── Input material
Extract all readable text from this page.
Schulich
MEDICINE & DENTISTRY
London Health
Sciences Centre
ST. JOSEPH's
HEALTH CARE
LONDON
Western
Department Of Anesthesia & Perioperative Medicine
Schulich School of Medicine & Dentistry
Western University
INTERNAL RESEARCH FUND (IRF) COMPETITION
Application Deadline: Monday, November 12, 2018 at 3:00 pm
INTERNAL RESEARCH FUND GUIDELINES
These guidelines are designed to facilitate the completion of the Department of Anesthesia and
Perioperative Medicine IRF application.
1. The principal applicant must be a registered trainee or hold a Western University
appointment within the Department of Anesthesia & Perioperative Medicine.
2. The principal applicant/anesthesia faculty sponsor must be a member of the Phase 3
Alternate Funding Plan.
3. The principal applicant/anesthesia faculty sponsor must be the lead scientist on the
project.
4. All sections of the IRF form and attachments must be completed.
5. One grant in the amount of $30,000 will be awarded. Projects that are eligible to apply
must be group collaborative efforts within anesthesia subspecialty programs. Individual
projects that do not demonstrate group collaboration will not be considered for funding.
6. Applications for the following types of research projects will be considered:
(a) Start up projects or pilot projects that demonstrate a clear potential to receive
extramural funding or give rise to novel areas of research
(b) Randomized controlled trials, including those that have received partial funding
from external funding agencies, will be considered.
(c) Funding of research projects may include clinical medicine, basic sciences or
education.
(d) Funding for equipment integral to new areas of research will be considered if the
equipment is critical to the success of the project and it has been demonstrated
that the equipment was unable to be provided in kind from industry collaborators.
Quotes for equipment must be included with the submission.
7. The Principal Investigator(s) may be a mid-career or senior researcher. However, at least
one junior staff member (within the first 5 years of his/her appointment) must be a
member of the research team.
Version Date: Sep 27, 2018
────
- _Directions for this task_:
Copy out the lines in which the string "considered" appears.

- _Response to the task_:
projects that do not demonstrate group collaboration will not be considered for funding.
6. Applications for the following types of research projects will be considered:
from external funding agencies, will be considered.
(d) Funding for equipment integral to new areas of research will be considered if the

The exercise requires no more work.